(Records about charts and figures)
>>>
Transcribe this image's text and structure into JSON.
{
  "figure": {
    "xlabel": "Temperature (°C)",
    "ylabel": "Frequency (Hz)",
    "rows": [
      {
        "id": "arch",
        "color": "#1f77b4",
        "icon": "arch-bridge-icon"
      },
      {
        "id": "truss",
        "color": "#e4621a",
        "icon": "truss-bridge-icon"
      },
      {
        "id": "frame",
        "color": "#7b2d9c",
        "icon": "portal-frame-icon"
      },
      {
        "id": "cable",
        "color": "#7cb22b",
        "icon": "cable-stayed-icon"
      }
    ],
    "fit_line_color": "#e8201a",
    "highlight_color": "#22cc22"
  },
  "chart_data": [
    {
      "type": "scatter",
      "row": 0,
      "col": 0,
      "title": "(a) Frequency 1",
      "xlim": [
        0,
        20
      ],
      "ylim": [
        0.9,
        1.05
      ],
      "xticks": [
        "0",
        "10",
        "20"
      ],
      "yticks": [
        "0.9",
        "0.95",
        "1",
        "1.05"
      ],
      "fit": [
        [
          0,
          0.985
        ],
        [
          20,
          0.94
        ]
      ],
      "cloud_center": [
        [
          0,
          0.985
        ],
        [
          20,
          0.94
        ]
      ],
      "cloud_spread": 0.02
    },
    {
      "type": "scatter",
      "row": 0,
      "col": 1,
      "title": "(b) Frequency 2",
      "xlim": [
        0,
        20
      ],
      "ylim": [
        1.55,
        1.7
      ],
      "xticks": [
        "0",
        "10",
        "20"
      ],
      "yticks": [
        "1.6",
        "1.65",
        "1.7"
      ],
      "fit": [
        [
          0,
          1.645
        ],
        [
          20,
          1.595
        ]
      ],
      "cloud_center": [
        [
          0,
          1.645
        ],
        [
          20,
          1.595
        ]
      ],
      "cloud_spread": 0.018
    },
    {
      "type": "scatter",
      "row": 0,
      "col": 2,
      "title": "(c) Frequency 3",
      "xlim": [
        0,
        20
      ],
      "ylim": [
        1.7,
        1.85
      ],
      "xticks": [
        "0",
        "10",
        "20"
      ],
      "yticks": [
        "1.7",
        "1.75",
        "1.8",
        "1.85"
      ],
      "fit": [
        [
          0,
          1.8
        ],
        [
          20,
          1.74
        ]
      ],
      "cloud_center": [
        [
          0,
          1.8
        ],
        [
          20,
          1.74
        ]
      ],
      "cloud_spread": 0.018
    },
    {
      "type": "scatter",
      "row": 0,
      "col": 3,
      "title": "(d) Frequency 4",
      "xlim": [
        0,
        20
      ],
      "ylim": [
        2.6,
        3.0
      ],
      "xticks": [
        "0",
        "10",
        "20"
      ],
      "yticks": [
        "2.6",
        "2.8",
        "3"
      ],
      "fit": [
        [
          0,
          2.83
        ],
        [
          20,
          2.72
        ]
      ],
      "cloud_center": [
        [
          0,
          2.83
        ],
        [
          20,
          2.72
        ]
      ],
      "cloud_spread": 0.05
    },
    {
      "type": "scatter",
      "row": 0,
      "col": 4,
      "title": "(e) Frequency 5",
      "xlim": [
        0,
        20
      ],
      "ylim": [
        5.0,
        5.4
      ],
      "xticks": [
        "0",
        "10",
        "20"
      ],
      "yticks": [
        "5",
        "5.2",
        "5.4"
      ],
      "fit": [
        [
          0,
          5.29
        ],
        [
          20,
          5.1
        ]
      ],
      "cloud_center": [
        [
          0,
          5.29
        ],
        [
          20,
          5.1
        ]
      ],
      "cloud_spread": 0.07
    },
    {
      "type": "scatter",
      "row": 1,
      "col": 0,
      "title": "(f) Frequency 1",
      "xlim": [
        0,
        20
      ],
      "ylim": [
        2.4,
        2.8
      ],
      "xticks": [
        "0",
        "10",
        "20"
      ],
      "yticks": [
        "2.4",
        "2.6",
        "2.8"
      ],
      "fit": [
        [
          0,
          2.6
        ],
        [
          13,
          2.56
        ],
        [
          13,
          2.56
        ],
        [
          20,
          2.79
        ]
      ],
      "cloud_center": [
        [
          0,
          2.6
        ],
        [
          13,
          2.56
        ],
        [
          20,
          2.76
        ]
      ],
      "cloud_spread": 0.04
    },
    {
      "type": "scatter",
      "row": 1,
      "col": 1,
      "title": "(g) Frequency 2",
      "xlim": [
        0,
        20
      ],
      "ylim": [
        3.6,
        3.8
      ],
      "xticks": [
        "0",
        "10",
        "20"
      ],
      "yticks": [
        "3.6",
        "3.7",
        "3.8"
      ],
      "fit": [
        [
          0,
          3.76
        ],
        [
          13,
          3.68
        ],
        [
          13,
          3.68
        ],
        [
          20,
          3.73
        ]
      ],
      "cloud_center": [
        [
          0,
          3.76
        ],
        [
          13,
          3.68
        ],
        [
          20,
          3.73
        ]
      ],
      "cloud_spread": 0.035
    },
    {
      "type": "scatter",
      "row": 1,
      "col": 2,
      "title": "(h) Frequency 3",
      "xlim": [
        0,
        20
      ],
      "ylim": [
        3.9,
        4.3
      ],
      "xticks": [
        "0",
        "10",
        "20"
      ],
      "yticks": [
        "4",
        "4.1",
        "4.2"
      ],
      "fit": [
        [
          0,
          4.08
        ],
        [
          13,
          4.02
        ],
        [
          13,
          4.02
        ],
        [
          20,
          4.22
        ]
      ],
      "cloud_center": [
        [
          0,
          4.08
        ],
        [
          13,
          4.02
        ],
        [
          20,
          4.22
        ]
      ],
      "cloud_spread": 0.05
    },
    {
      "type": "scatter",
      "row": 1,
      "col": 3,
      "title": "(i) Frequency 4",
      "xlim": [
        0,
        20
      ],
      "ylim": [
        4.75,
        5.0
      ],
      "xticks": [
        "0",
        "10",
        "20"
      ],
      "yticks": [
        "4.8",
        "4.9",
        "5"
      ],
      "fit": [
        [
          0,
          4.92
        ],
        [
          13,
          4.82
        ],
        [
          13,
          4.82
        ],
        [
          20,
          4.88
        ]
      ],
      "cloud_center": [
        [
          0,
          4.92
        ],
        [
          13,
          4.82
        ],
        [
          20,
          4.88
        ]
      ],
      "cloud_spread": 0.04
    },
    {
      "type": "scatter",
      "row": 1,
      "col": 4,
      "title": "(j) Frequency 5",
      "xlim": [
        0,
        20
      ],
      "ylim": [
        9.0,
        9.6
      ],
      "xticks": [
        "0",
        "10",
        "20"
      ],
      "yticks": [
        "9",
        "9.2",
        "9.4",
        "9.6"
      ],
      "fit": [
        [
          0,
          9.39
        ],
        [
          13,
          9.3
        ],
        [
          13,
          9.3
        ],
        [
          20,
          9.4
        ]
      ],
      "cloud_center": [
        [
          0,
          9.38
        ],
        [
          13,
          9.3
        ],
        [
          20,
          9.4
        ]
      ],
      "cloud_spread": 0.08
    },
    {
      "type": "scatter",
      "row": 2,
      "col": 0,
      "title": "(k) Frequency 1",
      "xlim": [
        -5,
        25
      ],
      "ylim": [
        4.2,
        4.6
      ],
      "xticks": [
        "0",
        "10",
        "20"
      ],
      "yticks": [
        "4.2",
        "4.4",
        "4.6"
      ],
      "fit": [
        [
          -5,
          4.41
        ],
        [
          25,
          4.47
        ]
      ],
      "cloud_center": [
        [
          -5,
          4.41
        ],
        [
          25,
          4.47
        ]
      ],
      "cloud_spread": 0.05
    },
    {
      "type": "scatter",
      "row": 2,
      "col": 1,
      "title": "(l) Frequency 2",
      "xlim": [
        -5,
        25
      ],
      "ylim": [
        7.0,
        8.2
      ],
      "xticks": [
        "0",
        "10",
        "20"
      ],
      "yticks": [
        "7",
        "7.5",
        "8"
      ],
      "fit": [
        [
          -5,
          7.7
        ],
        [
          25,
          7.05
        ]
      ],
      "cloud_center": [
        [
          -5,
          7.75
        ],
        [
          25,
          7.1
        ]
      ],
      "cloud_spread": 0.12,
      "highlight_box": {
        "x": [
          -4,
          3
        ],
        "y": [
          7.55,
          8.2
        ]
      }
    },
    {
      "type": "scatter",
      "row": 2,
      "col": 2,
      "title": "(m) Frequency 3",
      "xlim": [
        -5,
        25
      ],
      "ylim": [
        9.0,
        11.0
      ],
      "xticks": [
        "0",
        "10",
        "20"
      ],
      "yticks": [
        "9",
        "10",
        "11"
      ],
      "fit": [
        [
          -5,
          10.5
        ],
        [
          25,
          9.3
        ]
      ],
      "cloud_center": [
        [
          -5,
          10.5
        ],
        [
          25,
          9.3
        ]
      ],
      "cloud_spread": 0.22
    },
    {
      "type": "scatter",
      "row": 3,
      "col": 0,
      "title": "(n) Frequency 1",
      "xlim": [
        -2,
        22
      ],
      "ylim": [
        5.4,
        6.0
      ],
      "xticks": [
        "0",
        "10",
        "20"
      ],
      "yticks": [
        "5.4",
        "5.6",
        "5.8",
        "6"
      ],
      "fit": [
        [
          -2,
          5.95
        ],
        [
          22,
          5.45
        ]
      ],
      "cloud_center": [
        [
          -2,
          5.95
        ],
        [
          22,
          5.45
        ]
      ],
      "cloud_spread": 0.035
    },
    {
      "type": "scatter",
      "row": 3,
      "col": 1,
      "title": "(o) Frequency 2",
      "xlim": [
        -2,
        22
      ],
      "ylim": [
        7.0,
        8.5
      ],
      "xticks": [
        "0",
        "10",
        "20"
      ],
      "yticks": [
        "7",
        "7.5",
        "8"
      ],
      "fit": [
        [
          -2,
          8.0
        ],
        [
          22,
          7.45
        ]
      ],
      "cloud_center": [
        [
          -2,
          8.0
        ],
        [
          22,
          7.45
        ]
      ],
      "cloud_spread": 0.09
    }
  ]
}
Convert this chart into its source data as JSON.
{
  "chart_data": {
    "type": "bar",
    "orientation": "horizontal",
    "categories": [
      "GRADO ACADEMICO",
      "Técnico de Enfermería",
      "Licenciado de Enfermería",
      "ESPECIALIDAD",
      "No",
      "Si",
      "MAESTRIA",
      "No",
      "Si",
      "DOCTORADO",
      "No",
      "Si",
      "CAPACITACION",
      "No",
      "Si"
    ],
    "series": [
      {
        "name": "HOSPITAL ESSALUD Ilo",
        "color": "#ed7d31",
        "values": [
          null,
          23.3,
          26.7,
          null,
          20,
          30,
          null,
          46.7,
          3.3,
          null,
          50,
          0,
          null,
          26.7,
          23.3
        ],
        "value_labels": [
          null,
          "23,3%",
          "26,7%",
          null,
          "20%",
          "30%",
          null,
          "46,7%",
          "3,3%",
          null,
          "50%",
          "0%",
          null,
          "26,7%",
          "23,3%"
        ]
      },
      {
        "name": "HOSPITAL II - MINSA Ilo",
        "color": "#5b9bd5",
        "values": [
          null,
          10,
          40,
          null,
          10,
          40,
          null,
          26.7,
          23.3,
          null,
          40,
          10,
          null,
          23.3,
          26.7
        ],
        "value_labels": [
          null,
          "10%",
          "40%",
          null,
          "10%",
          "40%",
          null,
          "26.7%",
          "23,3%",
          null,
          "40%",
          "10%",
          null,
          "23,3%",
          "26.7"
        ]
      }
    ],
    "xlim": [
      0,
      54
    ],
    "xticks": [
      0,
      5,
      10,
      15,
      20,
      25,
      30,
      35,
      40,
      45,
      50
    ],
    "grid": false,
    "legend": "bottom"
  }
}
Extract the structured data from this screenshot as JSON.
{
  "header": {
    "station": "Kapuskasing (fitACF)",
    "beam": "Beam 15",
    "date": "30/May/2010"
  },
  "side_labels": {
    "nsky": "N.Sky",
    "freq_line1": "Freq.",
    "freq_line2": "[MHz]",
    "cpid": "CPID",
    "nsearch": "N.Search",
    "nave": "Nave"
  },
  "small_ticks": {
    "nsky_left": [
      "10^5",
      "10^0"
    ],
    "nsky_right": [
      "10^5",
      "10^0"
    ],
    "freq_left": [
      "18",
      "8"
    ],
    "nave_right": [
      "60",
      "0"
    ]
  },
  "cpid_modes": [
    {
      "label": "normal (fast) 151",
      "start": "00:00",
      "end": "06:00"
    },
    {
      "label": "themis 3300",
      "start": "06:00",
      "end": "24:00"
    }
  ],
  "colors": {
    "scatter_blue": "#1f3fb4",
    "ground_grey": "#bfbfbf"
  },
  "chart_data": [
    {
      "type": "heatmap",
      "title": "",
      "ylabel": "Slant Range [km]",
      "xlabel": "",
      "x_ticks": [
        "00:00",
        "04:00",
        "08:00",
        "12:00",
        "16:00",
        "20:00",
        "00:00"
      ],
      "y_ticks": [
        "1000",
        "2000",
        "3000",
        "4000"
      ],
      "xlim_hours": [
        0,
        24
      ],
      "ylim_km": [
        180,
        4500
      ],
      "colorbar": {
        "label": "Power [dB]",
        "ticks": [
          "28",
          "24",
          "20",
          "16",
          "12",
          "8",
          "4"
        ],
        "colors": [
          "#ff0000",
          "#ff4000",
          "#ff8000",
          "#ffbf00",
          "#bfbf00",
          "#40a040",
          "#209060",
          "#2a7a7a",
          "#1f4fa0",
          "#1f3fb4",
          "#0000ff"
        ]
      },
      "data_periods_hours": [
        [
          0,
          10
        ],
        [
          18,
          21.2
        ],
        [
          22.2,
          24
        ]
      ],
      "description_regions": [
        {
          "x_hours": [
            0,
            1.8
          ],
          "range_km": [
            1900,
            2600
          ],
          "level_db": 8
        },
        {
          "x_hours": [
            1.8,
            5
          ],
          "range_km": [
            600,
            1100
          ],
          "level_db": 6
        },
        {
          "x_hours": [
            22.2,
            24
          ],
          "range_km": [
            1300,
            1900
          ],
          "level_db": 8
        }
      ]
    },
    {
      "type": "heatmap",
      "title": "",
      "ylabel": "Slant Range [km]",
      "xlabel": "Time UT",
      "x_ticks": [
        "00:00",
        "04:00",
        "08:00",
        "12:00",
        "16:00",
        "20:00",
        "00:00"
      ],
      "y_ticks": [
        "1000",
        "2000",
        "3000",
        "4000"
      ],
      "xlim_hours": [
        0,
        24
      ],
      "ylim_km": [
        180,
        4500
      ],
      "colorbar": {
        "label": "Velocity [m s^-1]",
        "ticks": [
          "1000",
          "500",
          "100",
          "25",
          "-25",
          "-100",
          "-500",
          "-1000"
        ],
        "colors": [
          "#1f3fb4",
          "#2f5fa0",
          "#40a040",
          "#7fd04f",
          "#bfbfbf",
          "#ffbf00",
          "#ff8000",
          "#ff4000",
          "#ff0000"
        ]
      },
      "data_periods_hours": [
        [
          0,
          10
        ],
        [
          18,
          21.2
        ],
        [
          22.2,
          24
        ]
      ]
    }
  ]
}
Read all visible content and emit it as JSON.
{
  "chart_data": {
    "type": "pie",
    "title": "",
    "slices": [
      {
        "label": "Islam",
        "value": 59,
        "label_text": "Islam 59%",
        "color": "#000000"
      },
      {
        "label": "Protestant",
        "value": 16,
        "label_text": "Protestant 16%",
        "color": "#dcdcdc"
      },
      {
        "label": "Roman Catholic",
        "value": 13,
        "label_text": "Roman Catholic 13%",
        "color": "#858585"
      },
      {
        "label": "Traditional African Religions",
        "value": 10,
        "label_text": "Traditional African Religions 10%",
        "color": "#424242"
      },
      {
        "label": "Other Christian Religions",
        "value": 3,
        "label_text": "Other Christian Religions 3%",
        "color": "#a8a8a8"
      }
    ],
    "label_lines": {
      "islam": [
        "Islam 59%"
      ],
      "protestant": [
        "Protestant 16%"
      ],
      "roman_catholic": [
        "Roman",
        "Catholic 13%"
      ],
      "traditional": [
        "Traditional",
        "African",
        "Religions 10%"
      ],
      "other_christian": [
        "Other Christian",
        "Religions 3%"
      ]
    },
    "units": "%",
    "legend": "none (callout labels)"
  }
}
<<<
**WHAT THE EXERCISE ASKS**
Reply with nothing but a number: how many lines of the entries above contain the string "this"?

**PROBLEM SOLUTION**
3